**Given task**
Extract the text of each entry below exactly, leaving every image behind.

**Saved entries**
↓↓↓
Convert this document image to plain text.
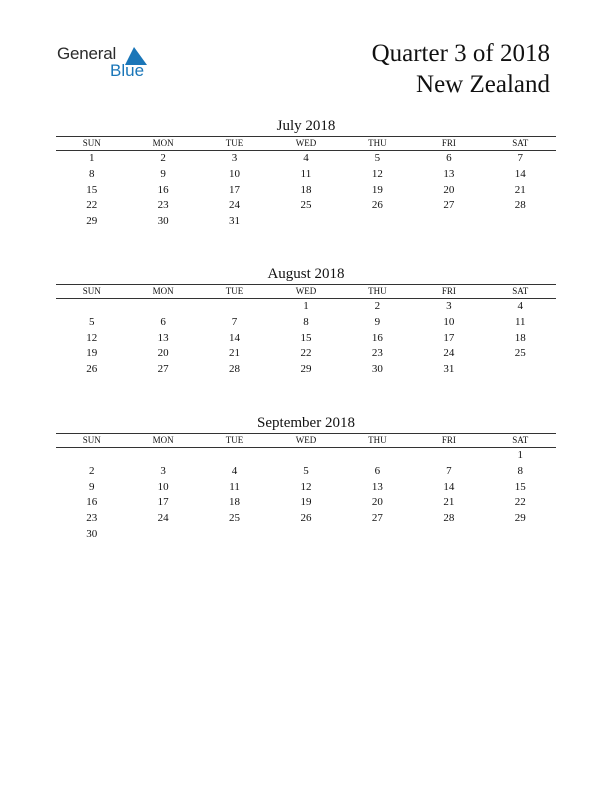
General
Blue
Quarter 3 of 2018
New Zealand
July 2018
SUN	MON	TUE	WED	THU	FRI	SAT
1	2	3	4	5	6	7
8	9	10	11	12	13	14
15	16	17	18	19	20	21
22	23	24	25	26	27	28
29	30	31				
August 2018
SUN	MON	TUE	WED	THU	FRI	SAT
			1	2	3	4
5	6	7	8	9	10	11
12	13	14	15	16	17	18
19	20	21	22	23	24	25
26	27	28	29	30	31	
September 2018
SUN	MON	TUE	WED	THU	FRI	SAT
						1
2	3	4	5	6	7	8
9	10	11	12	13	14	15
16	17	18	19	20	21	22
23	24	25	26	27	28	29
30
↑↑↑
**Solution to this task**
Convert this document image to plain text.
General
Blue
Quarter 3 of 2018
New Zealand
July 2018
SUN	MON	TUE	WED	THU	FRI	SAT
1	2	3	4	5	6	7
8	9	10	11	12	13	14
15	16	17	18	19	20	21
22	23	24	25	26	27	28
29	30	31				
August 2018
SUN	MON	TUE	WED	THU	FRI	SAT
			1	2	3	4
5	6	7	8	9	10	11
12	13	14	15	16	17	18
19	20	21	22	23	24	25
26	27	28	29	30	31	
September 2018
SUN	MON	TUE	WED	THU	FRI	SAT
						1
2	3	4	5	6	7	8
9	10	11	12	13	14	15
16	17	18	19	20	21	22
23	24	25	26	27	28	29
30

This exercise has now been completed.